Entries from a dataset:
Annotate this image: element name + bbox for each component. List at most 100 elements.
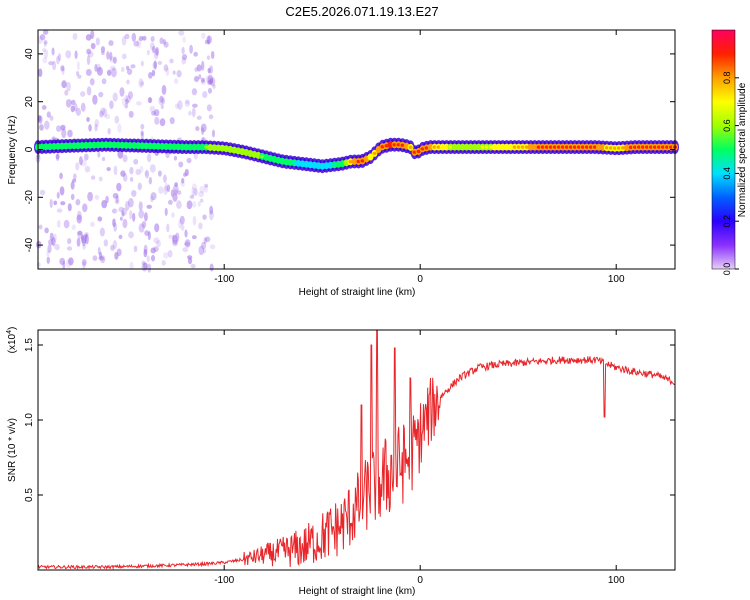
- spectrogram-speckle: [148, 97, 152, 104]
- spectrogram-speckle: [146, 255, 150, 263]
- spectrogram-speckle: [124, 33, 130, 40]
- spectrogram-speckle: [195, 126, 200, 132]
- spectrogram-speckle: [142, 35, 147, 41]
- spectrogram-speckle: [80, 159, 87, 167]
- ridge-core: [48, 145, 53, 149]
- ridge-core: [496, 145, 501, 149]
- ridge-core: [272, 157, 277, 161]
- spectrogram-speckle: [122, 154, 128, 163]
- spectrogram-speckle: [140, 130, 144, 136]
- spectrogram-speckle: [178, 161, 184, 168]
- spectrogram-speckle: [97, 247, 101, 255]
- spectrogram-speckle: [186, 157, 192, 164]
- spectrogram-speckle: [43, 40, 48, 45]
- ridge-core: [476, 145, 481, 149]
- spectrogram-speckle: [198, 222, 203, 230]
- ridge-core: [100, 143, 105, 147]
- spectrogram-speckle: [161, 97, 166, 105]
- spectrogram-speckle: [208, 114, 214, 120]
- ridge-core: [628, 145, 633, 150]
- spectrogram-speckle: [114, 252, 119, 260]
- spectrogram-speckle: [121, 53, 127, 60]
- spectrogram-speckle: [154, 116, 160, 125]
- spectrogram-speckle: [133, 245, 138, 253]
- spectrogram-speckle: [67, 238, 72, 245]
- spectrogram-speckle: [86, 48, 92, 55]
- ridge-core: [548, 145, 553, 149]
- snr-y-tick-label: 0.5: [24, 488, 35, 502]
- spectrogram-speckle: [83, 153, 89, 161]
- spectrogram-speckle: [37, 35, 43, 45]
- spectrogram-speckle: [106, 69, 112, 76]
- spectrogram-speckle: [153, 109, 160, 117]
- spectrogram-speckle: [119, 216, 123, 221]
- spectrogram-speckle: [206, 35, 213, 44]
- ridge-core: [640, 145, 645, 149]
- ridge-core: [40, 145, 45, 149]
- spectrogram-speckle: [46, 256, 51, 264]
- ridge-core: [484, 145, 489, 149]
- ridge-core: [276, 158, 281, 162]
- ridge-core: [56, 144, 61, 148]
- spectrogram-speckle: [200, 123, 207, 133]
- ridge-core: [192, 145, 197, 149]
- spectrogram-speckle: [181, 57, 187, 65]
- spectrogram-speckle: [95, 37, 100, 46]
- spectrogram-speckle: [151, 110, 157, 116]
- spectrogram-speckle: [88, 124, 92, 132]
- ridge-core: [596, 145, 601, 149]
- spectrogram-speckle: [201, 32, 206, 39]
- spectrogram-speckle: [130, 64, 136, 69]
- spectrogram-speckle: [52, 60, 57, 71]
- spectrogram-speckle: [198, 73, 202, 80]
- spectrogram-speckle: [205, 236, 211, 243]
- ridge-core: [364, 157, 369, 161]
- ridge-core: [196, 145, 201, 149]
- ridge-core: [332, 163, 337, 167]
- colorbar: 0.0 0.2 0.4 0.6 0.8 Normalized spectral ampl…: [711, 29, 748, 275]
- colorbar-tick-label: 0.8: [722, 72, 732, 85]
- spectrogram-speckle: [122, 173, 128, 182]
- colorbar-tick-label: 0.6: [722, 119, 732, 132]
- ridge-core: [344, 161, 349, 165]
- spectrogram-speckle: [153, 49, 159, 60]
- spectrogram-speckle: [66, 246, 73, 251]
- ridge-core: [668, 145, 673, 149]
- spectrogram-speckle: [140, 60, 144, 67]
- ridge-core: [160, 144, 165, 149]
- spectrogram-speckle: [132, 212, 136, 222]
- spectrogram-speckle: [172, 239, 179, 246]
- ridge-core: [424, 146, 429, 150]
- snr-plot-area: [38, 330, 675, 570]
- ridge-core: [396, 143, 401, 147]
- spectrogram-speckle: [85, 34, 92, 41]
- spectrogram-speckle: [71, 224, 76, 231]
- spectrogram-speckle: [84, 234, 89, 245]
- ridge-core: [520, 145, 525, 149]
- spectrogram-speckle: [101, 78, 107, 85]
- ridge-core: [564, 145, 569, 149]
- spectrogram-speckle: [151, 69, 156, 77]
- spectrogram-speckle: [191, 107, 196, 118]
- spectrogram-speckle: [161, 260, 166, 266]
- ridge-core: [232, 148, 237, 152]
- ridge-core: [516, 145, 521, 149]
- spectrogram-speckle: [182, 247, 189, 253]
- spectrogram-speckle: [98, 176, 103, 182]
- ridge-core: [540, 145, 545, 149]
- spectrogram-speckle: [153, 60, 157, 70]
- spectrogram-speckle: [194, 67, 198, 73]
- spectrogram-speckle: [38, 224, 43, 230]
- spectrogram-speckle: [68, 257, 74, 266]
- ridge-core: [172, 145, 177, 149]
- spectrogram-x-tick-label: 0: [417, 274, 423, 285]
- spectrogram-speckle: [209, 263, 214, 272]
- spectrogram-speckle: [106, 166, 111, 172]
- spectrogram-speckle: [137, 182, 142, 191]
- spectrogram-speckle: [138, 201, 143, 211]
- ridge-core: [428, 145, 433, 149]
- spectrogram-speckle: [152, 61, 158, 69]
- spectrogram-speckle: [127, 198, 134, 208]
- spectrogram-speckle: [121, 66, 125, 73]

Goal =>
Put the part of the data that opens with the line containing "- spectrogram-speckle: [148, 97, 152, 104]" and closes with the line containing "- ridge-core: [56, 144, 61, 148]" into a Markdown table with the columns "Row" and "Line". Number each row, include both end lines, and skip any blank lines.

Finished task =>
| Row | Line |
|---|---|
| 1 | - spectrogram-speckle: [148, 97, 152, 104] |
| 2 | - spectrogram-speckle: [146, 255, 150, 263] |
| 3 | - spectrogram-speckle: [124, 33, 130, 40] |
| 4 | - spectrogram-speckle: [195, 126, 200, 132] |
| 5 | - spectrogram-speckle: [142, 35, 147, 41] |
| 6 | - spectrogram-speckle: [80, 159, 87, 167] |
| 7 | - ridge-core: [48, 145, 53, 149] |
| 8 | - ridge-core: [496, 145, 501, 149] |
| 9 | - ridge-core: [272, 157, 277, 161] |
| 10 | - spectrogram-speckle: [122, 154, 128, 163] |
| 11 | - spectrogram-speckle: [140, 130, 144, 136] |
| 12 | - spectrogram-speckle: [178, 161, 184, 168] |
| 13 | - spectrogram-speckle: [97, 247, 101, 255] |
| 14 | - spectrogram-speckle: [186, 157, 192, 164] |
| 15 | - spectrogram-speckle: [43, 40, 48, 45] |
| 16 | - ridge-core: [476, 145, 481, 149] |
| 17 | - spectrogram-speckle: [198, 222, 203, 230] |
| 18 | - ridge-core: [100, 143, 105, 147] |
| 19 | - spectrogram-speckle: [161, 97, 166, 105] |
| 20 | - spectrogram-speckle: [208, 114, 214, 120] |
| 21 | - ridge-core: [628, 145, 633, 150] |
| 22 | - spectrogram-speckle: [114, 252, 119, 260] |
| 23 | - spectrogram-speckle: [121, 53, 127, 60] |
| 24 | - spectrogram-speckle: [154, 116, 160, 125] |
| 25 | - spectrogram-speckle: [133, 245, 138, 253] |
| 26 | - spectrogram-speckle: [67, 238, 72, 245] |
| 27 | - spectrogram-speckle: [86, 48, 92, 55] |
| 28 | - ridge-core: [548, 145, 553, 149] |
| 29 | - snr-y-tick-label: 0.5: [24, 488, 35, 502] |
| 30 | - spectrogram-speckle: [83, 153, 89, 161] |
| 31 | - spectrogram-speckle: [37, 35, 43, 45] |
| 32 | - spectrogram-speckle: [106, 69, 112, 76] |
| 33 | - spectrogram-speckle: [153, 109, 160, 117] |
| 34 | - spectrogram-speckle: [119, 216, 123, 221] |
| 35 | - spectrogram-speckle: [206, 35, 213, 44] |
| 36 | - ridge-core: [640, 145, 645, 149] |
| 37 | - ridge-core: [40, 145, 45, 149] |
| 38 | - spectrogram-speckle: [46, 256, 51, 264] |
| 39 | - ridge-core: [484, 145, 489, 149] |
| 40 | - ridge-core: [276, 158, 281, 162] |
| 41 | - ridge-core: [56, 144, 61, 148] |